What is asked:
Copy each line in which the string "document" occurs.
──────
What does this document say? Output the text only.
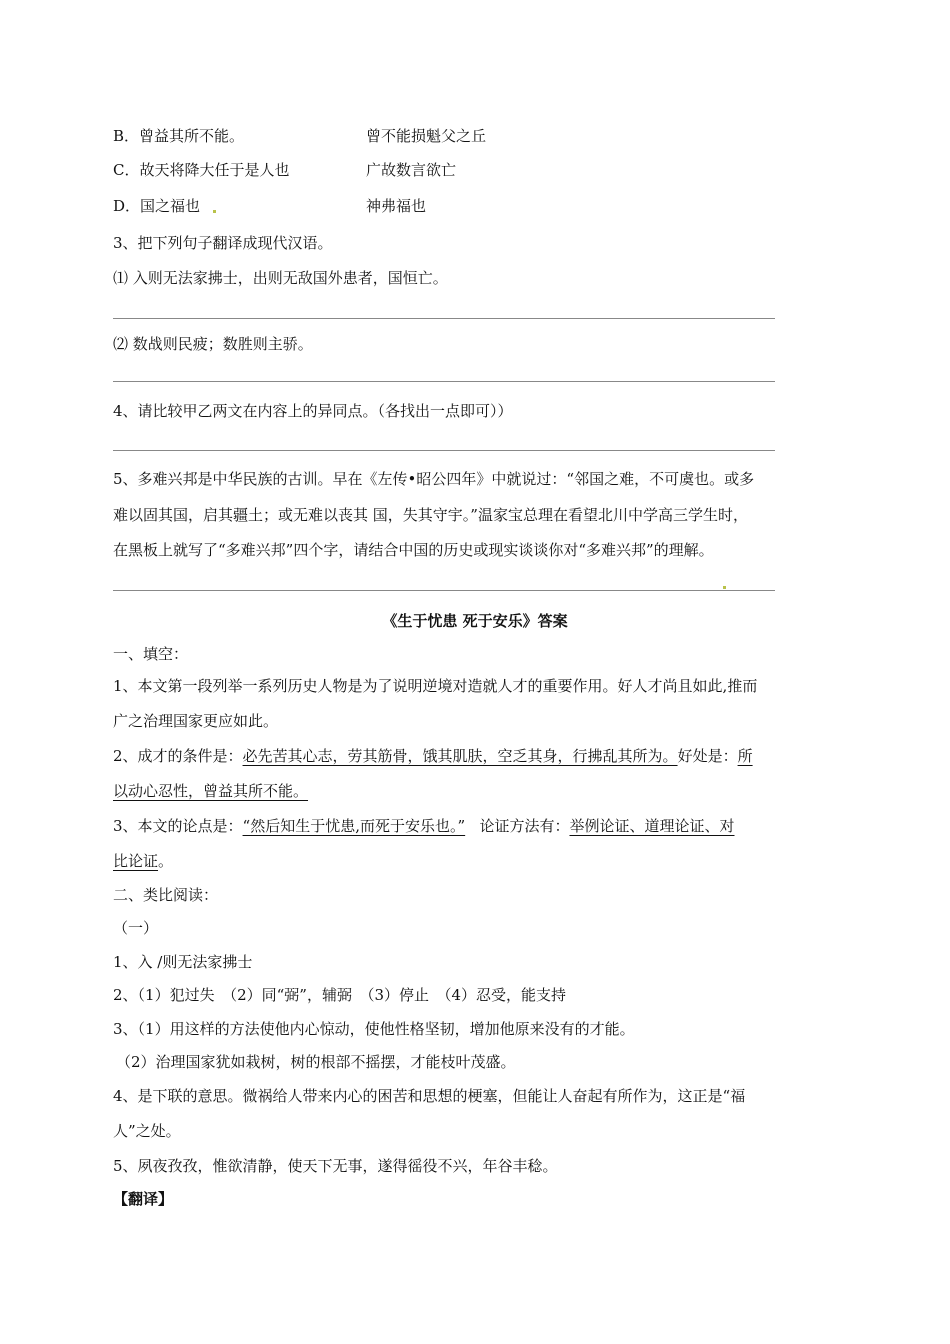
B．曾益其所不能。	曾不能损魁父之丘
C．故天将降大任于是人也	广故数言欲亡
D．国之福也	神弗福也
3、把下列句子翻译成现代汉语。
⑴ 入则无法家拂士，出则无敌国外患者，国恒亡。
⑵ 数战则民疲；数胜则主骄。
4、请比较甲乙两文在内容上的异同点。（各找出一点即可））
5、多难兴邦是中华民族的古训。早在《左传•昭公四年》中就说过：“邻国之难，不可虞也。或多
难以固其国，启其疆土；或无难以丧其 国，失其守宇。”温家宝总理在看望北川中学高三学生时，
在黑板上就写了“多难兴邦”四个字，请结合中国的历史或现实谈谈你对“多难兴邦”的理解。
《生于忧患 死于安乐》答案
一、填空：
1、本文第一段列举一系列历史人物是为了说明逆境对造就人才的重要作用。好人才尚且如此,推而
广之治理国家更应如此。
2、成才的条件是：必先苦其心志，劳其筋骨，饿其肌肤，空乏其身，行拂乱其所为。好处是：所
以动心忍性，曾益其所不能。
3、本文的论点是：“然后知生于忧患,而死于安乐也。” 论证方法有：举例论证、道理论证、对
比论证。
二、类比阅读：
（一）
1、入 /则无法家拂士
2、（1）犯过失　（2）同“弼”，辅弼　（3）停止　（4）忍受，能支持
3、（1）用这样的方法使他内心惊动，使他性格坚韧，增加他原来没有的才能。
（2）治理国家犹如栽树，树的根部不摇摆，才能枝叶茂盛。
4、是下联的意思。微祸给人带来内心的困苦和思想的梗塞，但能让人奋起有所作为，这正是“福
人”之处。
5、夙夜孜孜，惟欲清静，使天下无事，遂得徭役不兴，年谷丰稔。
【翻译】
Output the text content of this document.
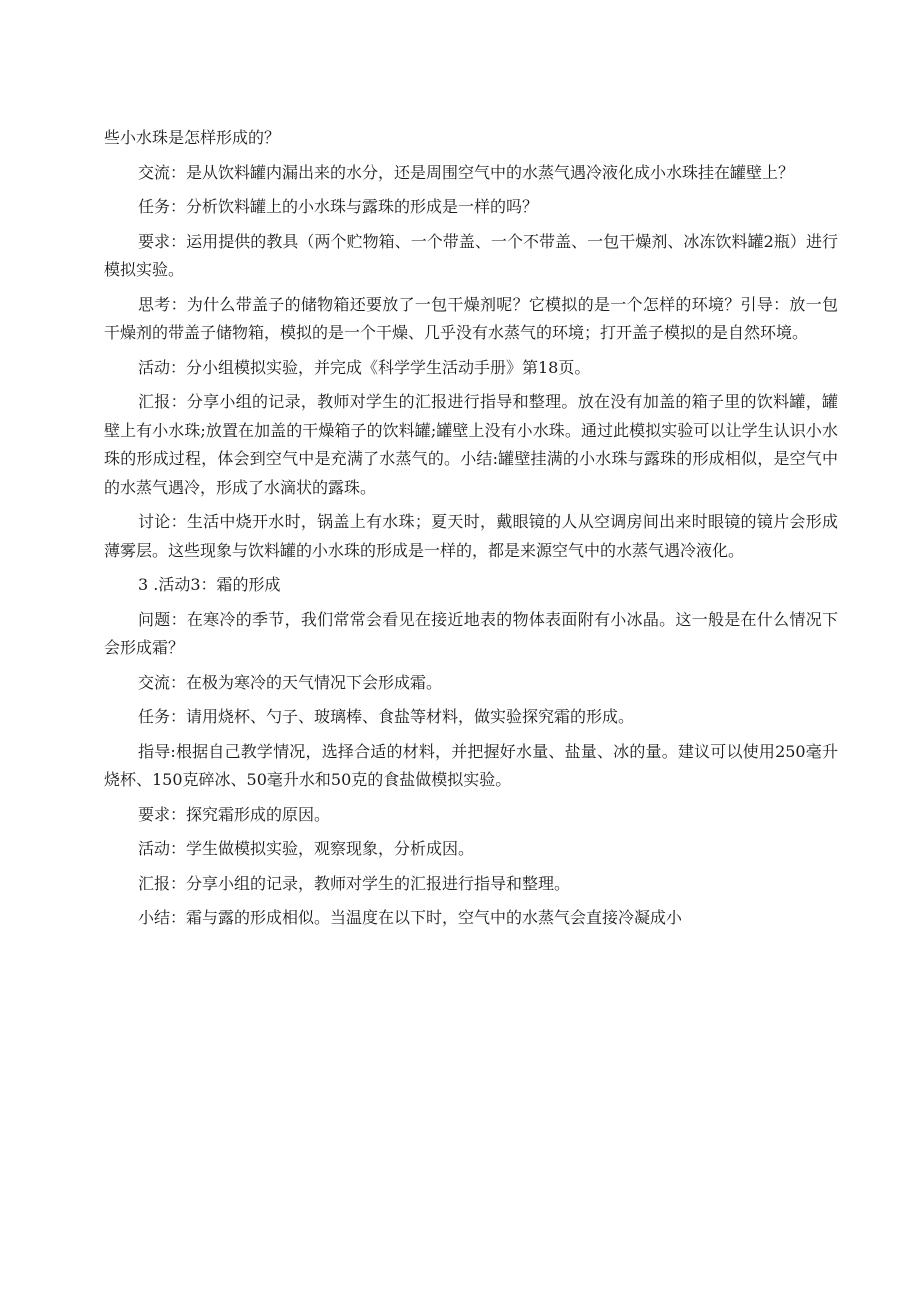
些小水珠是怎样形成的？

交流：是从饮料罐内漏出来的水分，还是周围空气中的水蒸气遇冷液化成小水珠挂在罐壁上？

任务：分析饮料罐上的小水珠与露珠的形成是一样的吗？

要求：运用提供的教具（两个贮物箱、一个带盖、一个不带盖、一包干燥剂、冰冻饮料罐2瓶）进行模拟实验。

思考：为什么带盖子的储物箱还要放了一包干燥剂呢？它模拟的是一个怎样的环境？引导：放一包干燥剂的带盖子储物箱，模拟的是一个干燥、几乎没有水蒸气的环境；打开盖子模拟的是自然环境。

活动：分小组模拟实验，并完成《科学学生活动手册》第18页。

汇报：分享小组的记录，教师对学生的汇报进行指导和整理。放在没有加盖的箱子里的饮料罐，罐壁上有小水珠;放置在加盖的干燥箱子的饮料罐;罐壁上没有小水珠。通过此模拟实验可以让学生认识小水珠的形成过程，体会到空气中是充满了水蒸气的。小结:罐壁挂满的小水珠与露珠的形成相似，是空气中的水蒸气遇冷，形成了水滴状的露珠。

讨论：生活中烧开水时，锅盖上有水珠；夏天时，戴眼镜的人从空调房间出来时眼镜的镜片会形成薄雾层。这些现象与饮料罐的小水珠的形成是一样的，都是来源空气中的水蒸气遇冷液化。

3 .活动3：霜的形成

问题：在寒冷的季节，我们常常会看见在接近地表的物体表面附有小冰晶。这一般是在什么情况下会形成霜？

交流：在极为寒冷的天气情况下会形成霜。

任务：请用烧杯、勺子、玻璃棒、食盐等材料，做实验探究霜的形成。

指导:根据自己教学情况，选择合适的材料，并把握好水量、盐量、冰的量。建议可以使用250毫升烧杯、150克碎冰、50毫升水和50克的食盐做模拟实验。

要求：探究霜形成的原因。

活动：学生做模拟实验，观察现象，分析成因。

汇报：分享小组的记录，教师对学生的汇报进行指导和整理。

小结：霜与露的形成相似。当温度在以下时，空气中的水蒸气会直接冷凝成小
──────
Task result:
What does this document say? Output the text only.
Output the text content of this document.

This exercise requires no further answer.